Written exercise: Locate every line in the material below that has the word "joke". Copy each of those lines.

Input for this task:
= = = = =

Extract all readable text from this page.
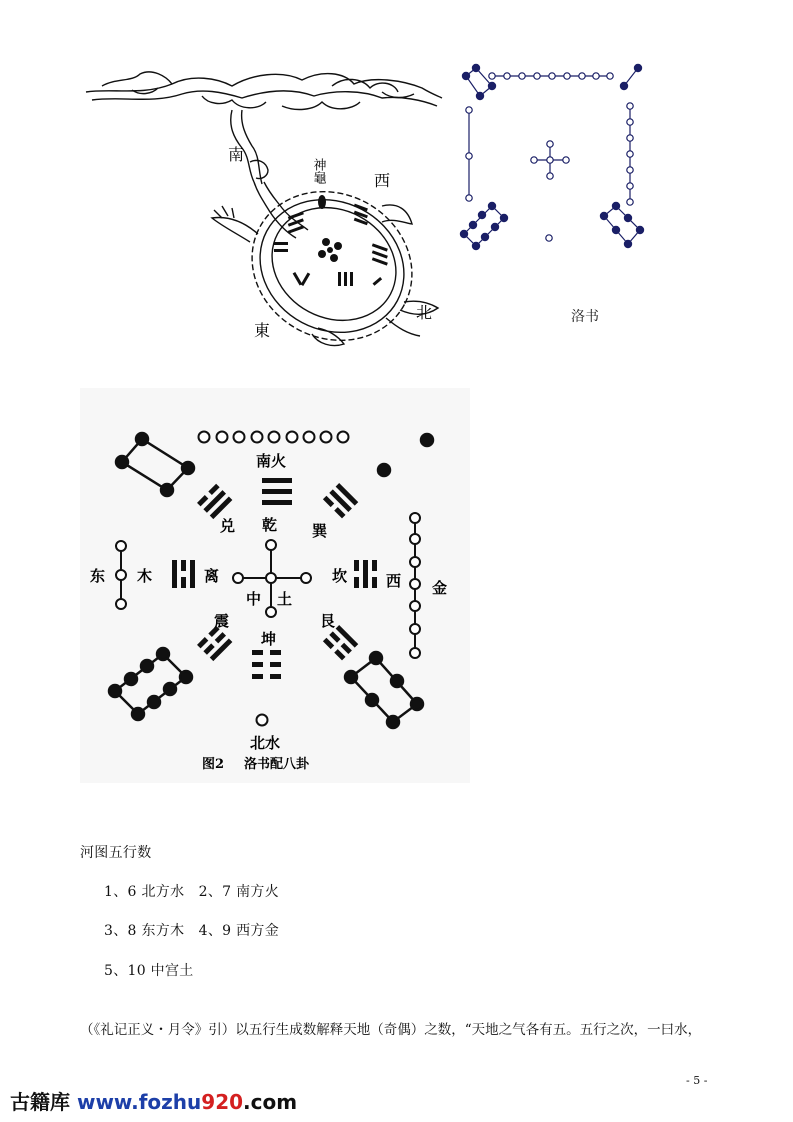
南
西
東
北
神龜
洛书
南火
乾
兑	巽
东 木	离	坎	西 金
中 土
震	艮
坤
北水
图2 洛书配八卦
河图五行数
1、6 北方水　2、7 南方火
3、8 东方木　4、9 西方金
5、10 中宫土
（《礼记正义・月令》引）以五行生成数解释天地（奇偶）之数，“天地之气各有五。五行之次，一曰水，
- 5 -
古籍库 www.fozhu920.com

= = = = =

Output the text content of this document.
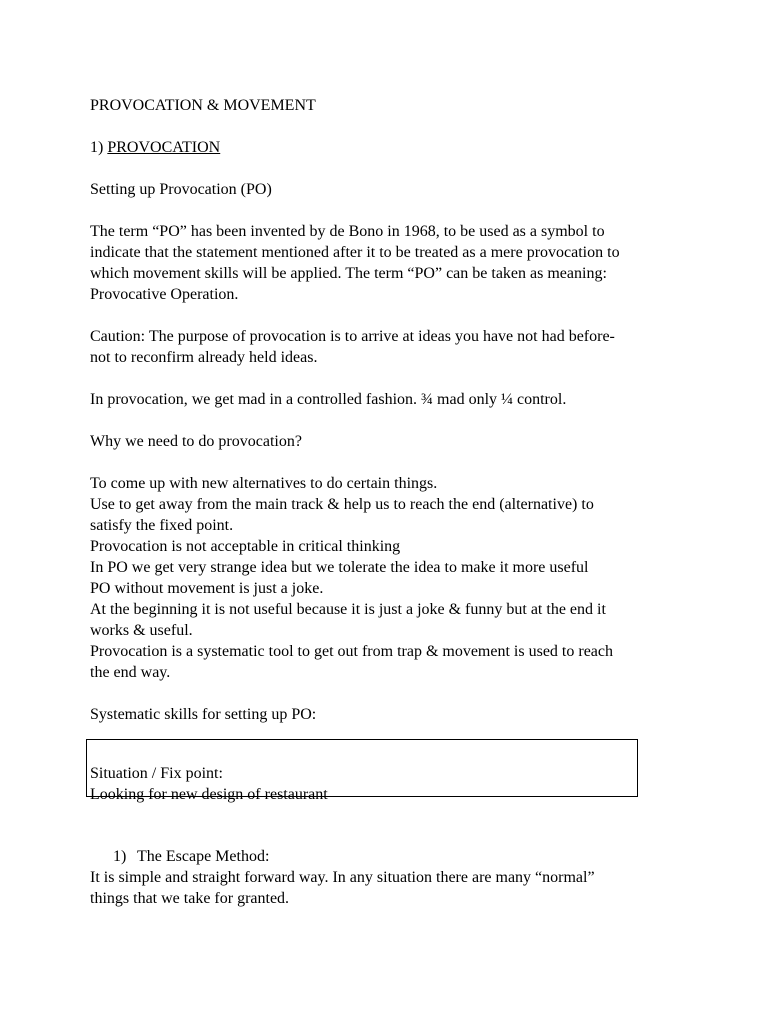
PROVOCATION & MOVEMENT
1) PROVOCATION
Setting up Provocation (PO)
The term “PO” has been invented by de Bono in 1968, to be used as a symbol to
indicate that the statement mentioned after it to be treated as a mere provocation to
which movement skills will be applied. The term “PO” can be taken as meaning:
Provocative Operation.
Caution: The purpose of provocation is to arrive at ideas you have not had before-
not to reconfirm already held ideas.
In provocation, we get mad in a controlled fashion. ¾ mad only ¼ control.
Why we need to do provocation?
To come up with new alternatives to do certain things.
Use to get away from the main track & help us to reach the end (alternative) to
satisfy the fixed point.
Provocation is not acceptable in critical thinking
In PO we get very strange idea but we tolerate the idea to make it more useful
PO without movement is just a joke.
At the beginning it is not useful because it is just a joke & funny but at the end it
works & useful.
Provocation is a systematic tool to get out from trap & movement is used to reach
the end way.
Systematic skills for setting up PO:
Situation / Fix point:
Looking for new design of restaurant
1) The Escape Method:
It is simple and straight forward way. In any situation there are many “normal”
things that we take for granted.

= = = = =

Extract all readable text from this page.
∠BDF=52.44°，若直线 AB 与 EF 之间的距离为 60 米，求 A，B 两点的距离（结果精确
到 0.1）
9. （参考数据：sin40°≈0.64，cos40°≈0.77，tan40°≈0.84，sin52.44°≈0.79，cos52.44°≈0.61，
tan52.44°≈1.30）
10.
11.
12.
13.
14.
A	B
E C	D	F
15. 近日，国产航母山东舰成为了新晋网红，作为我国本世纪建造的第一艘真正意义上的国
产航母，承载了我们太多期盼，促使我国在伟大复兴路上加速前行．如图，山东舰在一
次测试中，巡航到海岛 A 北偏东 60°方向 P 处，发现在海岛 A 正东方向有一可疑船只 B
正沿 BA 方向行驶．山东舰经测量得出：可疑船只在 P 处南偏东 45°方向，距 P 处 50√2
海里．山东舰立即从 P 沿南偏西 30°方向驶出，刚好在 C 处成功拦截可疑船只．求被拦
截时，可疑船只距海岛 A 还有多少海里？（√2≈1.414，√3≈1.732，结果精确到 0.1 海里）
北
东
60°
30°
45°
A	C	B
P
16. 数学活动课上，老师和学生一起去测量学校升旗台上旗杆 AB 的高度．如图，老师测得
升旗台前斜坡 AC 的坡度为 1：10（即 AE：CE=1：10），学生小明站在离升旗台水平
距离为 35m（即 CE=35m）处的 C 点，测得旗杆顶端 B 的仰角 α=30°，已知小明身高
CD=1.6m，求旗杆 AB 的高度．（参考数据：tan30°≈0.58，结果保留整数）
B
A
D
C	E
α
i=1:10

= = = = =

Answer to this problem:
PO without movement is just a joke.
At the beginning it is not useful because it is just a joke & funny but at the end it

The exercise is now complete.